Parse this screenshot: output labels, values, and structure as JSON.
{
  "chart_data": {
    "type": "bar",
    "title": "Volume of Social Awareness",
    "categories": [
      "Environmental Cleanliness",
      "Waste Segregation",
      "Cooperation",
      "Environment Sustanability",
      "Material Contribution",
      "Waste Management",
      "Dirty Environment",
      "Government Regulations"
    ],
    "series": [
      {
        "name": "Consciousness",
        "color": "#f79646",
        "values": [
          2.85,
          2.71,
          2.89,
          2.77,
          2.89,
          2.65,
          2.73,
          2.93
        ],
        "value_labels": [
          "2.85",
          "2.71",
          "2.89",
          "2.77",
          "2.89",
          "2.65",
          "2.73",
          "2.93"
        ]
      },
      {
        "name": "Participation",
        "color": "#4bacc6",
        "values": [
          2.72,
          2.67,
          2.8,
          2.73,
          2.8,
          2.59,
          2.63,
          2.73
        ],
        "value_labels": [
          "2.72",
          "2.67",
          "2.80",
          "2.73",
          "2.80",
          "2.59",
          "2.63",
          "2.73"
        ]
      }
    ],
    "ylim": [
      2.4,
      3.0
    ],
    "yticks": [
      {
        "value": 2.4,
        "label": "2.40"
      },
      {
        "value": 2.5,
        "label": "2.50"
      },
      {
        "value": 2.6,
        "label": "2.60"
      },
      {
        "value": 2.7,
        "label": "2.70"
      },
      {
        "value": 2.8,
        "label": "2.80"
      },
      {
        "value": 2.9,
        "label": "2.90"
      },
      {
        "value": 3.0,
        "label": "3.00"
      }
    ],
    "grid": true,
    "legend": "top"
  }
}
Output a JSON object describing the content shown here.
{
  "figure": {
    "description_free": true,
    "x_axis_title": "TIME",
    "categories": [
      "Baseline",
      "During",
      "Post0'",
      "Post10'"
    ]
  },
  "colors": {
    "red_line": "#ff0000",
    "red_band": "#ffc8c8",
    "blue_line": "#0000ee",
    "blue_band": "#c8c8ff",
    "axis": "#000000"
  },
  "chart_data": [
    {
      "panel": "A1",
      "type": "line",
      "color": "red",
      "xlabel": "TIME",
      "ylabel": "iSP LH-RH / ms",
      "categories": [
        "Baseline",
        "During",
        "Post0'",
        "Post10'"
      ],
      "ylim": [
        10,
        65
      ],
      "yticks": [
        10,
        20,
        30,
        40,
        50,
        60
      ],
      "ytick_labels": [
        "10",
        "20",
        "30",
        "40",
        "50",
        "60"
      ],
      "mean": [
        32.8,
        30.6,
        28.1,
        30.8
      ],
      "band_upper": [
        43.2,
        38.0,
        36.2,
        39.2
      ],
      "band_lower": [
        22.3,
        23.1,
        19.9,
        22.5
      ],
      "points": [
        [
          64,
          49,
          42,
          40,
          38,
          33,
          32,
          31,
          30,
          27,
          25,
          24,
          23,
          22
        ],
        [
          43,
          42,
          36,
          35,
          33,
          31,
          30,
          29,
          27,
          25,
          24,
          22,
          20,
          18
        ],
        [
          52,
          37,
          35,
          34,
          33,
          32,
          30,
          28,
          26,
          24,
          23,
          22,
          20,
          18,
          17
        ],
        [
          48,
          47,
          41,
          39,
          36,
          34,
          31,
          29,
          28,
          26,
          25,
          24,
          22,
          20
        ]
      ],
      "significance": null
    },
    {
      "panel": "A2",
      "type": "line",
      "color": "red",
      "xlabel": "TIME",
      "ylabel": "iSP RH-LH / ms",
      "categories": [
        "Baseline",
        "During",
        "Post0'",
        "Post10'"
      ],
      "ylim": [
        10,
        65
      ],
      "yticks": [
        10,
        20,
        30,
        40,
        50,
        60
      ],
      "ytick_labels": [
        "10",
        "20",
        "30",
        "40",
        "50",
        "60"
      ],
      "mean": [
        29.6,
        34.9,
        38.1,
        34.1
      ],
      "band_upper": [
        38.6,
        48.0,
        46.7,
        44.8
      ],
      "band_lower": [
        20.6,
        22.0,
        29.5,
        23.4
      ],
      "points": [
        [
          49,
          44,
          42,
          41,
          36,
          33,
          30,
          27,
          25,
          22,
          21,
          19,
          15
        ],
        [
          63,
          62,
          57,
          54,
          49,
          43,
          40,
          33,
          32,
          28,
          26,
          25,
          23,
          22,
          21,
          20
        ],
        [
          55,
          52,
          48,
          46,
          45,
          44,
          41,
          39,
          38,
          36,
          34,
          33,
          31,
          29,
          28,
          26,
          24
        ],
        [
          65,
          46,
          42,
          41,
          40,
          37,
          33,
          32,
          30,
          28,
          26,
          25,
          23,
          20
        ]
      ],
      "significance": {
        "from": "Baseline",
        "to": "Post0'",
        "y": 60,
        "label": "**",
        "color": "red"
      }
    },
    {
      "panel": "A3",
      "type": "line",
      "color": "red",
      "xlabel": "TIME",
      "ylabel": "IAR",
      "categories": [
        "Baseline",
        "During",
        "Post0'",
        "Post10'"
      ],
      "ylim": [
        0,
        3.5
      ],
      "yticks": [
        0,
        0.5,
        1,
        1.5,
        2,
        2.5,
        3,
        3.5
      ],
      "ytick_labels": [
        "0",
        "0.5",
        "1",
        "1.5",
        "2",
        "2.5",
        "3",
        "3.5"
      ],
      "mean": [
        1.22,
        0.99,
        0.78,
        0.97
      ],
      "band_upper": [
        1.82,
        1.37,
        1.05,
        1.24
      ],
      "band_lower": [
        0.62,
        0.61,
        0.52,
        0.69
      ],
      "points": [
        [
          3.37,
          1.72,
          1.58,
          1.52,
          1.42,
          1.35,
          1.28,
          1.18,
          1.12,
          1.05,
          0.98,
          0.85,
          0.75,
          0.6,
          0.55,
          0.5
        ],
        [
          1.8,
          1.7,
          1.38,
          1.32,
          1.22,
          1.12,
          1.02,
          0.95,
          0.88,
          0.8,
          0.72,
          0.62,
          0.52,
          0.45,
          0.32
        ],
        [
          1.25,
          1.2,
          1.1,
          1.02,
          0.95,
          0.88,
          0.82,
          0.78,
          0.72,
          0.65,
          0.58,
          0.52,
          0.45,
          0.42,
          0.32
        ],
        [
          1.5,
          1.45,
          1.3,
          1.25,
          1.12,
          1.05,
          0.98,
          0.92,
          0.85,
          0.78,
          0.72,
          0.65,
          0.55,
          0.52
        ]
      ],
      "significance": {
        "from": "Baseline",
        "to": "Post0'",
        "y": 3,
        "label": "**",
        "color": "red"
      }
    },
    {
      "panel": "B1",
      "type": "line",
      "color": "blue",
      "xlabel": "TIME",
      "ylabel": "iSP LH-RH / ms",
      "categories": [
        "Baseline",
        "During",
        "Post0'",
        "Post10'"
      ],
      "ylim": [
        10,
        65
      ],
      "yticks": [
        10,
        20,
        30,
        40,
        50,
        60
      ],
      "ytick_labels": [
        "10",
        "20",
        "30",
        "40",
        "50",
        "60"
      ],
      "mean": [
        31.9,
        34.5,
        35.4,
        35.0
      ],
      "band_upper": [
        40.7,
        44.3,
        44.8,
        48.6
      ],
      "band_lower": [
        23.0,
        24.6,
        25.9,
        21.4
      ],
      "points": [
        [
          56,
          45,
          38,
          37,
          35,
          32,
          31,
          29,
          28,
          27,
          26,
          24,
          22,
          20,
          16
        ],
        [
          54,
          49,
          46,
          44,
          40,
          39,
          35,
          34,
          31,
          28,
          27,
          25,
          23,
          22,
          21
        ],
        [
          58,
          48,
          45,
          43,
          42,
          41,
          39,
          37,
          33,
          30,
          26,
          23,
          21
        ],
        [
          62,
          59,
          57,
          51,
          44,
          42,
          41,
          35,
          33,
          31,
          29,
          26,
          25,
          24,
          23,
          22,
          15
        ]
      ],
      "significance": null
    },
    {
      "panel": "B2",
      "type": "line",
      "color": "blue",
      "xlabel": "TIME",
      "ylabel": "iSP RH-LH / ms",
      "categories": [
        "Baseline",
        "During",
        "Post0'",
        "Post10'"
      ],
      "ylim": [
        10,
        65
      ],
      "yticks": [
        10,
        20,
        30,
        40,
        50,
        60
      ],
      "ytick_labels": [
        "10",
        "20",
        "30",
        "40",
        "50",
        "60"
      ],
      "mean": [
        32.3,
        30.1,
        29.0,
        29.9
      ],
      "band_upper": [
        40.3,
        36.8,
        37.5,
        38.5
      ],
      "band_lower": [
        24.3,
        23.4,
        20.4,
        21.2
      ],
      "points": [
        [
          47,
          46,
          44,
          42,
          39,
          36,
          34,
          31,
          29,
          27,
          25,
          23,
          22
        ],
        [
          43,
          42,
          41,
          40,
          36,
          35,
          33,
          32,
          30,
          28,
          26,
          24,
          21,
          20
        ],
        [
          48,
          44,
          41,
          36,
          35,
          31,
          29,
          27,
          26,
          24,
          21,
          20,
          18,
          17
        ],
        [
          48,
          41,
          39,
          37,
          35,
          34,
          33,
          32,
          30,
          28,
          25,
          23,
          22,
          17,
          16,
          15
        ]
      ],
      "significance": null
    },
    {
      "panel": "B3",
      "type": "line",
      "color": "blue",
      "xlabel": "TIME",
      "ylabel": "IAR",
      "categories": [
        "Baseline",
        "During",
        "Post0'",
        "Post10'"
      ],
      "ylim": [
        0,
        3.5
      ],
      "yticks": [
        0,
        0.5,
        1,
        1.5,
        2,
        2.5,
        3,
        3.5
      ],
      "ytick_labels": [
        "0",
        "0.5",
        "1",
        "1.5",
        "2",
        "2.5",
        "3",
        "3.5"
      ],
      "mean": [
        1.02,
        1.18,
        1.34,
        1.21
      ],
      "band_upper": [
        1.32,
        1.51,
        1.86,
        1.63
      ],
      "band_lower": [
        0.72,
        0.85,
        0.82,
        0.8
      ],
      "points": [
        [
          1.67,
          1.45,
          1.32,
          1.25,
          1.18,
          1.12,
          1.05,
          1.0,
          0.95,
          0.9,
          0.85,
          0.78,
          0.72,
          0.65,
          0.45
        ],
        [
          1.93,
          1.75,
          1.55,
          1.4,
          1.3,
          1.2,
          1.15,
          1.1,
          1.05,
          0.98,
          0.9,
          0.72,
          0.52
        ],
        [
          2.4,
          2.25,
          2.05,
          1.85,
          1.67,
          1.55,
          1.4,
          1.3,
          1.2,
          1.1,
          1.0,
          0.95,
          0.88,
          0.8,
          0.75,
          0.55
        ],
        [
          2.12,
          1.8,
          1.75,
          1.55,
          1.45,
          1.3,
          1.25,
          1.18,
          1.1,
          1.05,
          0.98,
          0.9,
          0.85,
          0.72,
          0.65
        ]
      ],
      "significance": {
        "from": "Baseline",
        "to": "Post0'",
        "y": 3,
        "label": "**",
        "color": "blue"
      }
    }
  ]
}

....................

◆ **Objective**: Return the lines of the records that include the string "panel".

◆ **Correct response**:
      "panel": "A1",
      "panel": "A2",
      "panel": "A3",
      "panel": "B1",
      "panel": "B2",
      "panel": "B3",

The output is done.